Records shown:
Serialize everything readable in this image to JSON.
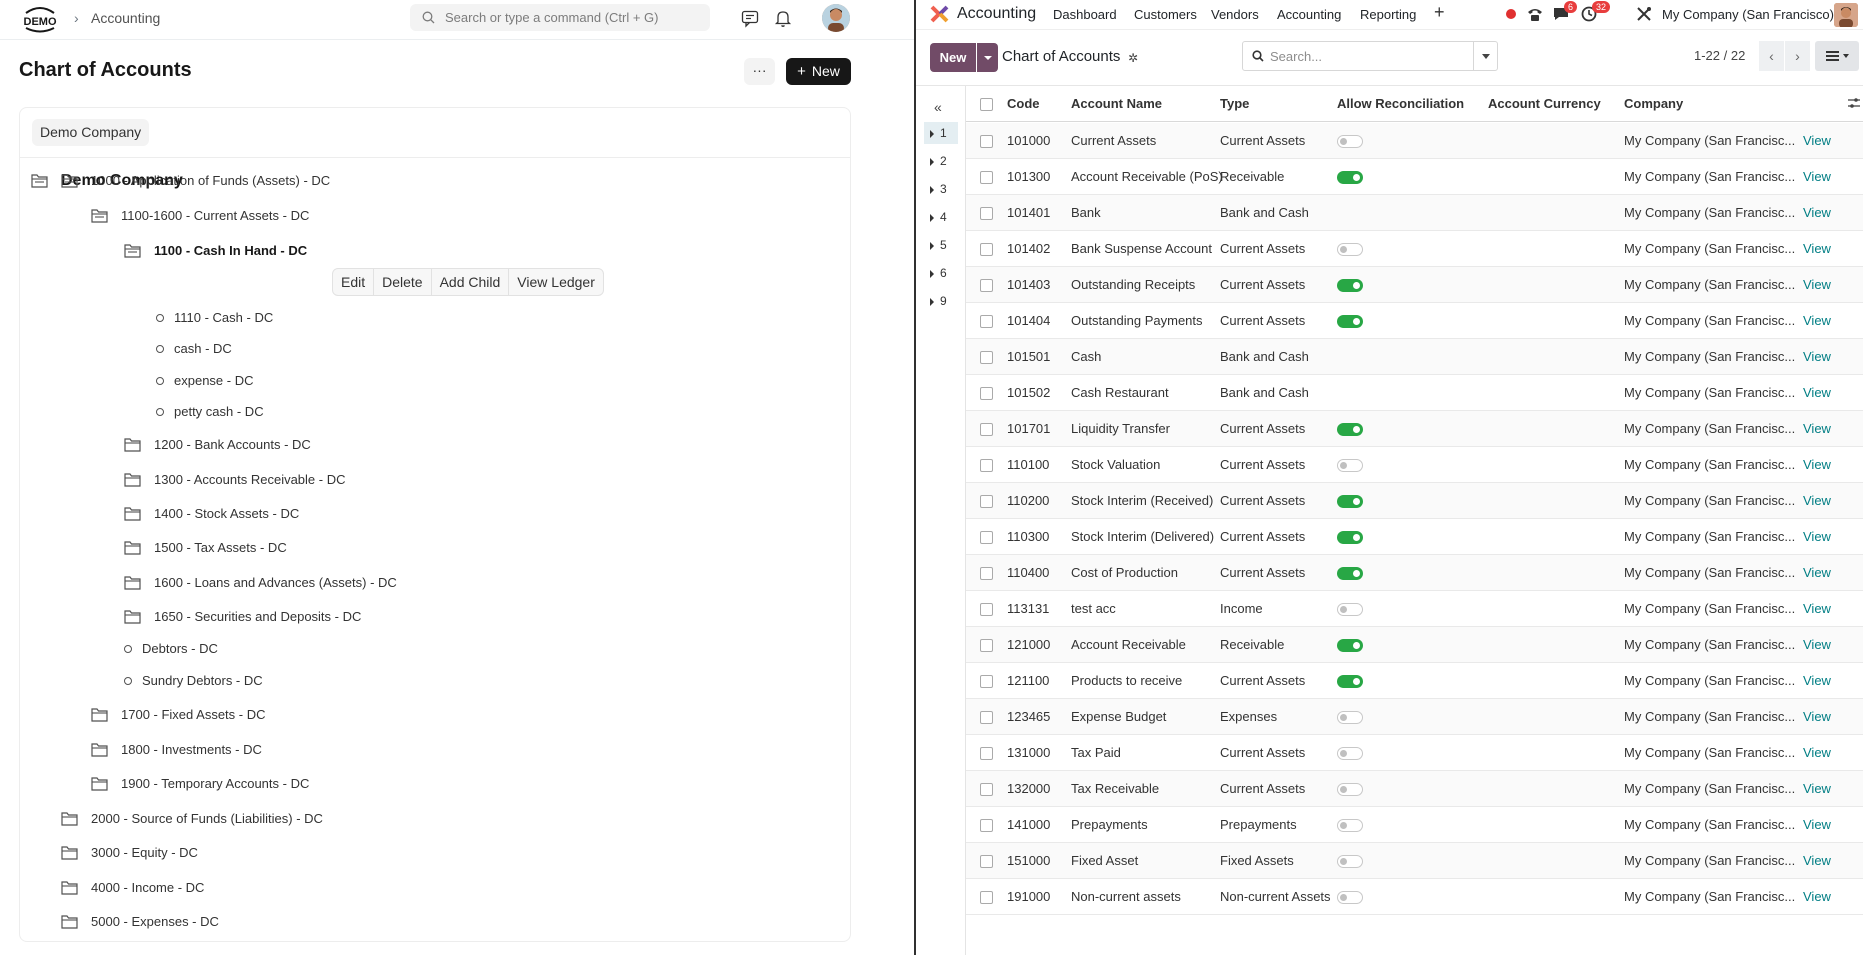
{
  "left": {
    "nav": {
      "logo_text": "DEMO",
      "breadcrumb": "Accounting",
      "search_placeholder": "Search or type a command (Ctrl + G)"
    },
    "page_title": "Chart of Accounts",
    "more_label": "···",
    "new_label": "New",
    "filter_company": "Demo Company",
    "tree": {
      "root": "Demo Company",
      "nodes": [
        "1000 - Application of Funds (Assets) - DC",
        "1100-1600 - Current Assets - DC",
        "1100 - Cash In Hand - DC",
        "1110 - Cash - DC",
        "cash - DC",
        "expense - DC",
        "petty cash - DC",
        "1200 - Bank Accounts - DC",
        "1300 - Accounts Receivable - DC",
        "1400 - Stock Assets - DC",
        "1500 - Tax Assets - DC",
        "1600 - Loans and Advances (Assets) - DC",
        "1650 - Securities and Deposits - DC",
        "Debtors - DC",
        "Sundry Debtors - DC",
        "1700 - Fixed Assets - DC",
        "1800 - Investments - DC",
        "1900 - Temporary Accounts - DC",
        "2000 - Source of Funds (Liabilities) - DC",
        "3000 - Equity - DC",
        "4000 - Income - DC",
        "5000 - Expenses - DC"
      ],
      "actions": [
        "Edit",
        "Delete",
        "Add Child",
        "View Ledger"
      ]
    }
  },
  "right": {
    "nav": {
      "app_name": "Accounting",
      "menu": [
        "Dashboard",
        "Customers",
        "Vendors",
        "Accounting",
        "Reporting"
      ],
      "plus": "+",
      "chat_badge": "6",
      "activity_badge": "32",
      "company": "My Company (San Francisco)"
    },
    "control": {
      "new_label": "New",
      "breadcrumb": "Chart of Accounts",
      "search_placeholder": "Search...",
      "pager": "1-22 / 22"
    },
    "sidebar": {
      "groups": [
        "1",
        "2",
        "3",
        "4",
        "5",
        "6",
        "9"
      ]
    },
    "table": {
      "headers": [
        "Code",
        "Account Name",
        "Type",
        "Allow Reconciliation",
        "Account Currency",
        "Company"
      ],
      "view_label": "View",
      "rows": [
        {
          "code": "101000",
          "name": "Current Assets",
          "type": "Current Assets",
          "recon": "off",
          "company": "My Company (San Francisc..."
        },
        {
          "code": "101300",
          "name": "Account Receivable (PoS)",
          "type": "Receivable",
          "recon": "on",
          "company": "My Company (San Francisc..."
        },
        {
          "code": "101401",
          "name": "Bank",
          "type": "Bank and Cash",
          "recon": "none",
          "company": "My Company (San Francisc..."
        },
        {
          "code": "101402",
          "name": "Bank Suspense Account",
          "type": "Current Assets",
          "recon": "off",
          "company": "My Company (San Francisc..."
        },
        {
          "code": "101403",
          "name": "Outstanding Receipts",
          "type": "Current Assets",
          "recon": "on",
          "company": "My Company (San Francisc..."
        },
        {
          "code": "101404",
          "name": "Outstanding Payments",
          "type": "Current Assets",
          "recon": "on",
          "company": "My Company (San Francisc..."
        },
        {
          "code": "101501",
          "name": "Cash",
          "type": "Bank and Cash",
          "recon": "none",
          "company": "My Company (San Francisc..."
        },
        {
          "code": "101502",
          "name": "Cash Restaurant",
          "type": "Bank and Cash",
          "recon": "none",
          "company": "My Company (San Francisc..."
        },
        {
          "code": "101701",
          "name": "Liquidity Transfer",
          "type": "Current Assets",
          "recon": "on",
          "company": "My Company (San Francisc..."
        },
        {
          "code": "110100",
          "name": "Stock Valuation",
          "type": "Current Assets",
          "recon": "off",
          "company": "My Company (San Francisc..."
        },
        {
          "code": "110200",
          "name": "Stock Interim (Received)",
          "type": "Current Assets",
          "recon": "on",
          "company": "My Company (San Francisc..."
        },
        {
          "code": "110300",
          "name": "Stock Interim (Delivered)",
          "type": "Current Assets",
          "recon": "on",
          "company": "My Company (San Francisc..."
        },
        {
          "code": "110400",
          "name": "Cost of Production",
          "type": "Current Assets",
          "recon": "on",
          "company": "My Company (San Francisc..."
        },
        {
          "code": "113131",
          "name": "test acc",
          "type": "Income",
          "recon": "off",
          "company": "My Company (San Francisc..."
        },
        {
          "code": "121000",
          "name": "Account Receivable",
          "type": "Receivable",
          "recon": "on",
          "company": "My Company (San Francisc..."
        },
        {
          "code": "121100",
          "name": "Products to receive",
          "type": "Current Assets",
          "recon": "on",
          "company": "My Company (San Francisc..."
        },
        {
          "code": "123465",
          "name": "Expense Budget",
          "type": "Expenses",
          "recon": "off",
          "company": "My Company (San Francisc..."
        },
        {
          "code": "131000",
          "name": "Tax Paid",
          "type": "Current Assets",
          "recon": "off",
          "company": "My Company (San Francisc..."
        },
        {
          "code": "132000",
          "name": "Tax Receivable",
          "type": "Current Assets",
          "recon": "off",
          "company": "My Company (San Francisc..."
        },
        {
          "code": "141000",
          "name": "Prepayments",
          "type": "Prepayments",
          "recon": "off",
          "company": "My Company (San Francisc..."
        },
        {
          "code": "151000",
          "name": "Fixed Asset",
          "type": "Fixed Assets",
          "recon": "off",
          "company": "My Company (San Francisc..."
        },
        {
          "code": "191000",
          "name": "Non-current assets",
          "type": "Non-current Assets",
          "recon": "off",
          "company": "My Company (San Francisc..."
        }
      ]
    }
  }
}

---

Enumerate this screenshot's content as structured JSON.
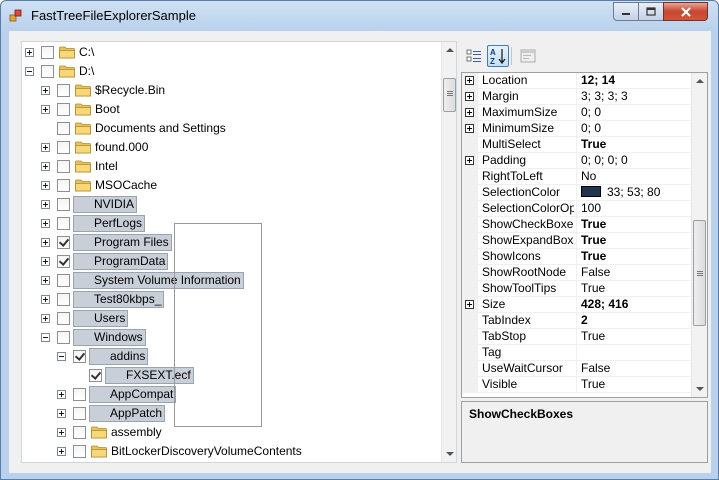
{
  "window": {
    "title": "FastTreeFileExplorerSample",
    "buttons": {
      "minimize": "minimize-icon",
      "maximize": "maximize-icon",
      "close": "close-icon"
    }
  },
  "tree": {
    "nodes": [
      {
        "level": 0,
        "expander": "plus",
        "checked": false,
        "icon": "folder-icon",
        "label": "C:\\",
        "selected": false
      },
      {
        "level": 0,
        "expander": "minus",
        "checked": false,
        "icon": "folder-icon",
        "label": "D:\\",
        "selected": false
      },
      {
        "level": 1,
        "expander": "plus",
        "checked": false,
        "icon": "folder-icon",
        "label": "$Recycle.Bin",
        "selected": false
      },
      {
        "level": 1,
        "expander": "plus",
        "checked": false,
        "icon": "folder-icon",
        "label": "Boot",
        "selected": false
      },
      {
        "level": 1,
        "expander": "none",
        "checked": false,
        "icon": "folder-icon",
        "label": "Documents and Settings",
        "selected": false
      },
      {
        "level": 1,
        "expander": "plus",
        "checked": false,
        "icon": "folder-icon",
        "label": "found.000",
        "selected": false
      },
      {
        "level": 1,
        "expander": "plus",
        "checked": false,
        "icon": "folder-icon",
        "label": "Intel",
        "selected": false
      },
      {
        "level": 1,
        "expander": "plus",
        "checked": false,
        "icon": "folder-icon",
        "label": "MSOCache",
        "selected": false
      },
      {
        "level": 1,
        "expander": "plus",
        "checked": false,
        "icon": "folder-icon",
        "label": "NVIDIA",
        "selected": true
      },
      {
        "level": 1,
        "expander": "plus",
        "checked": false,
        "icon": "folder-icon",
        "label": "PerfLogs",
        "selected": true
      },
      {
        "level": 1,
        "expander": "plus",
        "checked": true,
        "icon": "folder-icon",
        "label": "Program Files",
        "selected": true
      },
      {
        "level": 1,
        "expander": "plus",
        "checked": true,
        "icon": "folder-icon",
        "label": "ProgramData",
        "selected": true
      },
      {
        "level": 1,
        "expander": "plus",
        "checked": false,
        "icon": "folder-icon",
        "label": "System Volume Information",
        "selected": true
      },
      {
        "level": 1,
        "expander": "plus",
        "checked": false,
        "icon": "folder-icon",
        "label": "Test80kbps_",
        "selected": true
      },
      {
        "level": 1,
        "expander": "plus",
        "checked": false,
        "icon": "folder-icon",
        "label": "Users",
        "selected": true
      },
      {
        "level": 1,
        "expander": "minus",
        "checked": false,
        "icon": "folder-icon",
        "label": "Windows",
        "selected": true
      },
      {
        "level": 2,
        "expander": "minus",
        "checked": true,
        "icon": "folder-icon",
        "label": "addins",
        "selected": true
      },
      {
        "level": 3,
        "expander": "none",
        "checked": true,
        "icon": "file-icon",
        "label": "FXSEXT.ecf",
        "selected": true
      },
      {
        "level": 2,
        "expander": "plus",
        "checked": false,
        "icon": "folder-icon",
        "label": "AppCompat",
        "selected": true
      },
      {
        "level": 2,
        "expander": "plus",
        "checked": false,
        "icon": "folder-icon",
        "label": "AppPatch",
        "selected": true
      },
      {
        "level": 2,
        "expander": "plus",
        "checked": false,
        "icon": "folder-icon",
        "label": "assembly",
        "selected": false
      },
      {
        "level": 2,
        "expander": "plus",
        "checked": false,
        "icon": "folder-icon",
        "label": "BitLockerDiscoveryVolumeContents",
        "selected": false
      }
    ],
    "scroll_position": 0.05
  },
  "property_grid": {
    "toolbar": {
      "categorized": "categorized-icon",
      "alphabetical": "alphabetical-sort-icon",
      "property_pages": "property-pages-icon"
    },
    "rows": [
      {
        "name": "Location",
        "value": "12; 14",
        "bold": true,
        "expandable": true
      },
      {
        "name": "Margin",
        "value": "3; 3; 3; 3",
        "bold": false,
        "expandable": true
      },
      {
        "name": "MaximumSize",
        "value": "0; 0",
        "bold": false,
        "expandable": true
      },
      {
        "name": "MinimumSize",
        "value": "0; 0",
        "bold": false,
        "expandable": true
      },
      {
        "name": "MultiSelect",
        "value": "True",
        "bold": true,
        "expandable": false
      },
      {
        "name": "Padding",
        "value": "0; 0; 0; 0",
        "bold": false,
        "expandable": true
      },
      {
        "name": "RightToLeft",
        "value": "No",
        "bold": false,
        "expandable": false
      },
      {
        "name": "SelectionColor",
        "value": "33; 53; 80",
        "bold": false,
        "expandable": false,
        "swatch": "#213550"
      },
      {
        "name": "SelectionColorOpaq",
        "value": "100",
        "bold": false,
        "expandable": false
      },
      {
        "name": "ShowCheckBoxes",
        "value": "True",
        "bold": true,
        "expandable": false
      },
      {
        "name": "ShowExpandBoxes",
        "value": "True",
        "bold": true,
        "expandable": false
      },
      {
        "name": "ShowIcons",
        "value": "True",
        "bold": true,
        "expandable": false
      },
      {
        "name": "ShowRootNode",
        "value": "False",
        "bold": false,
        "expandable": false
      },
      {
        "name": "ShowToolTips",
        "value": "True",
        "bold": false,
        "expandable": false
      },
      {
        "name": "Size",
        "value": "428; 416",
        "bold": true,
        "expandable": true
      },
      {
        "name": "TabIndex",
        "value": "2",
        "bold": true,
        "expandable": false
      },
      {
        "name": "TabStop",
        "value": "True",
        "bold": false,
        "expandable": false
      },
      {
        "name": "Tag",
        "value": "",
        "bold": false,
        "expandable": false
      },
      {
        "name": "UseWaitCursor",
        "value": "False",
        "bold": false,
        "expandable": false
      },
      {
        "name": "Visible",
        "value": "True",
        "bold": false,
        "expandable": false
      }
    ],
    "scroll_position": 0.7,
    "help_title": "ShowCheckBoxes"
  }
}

The task:
Pick out each line in the material containing "Funds".

Answer to the task:
        "1000 - Application of Funds (Assets) - DC",
        "2000 - Source of Funds (Liabilities) - DC",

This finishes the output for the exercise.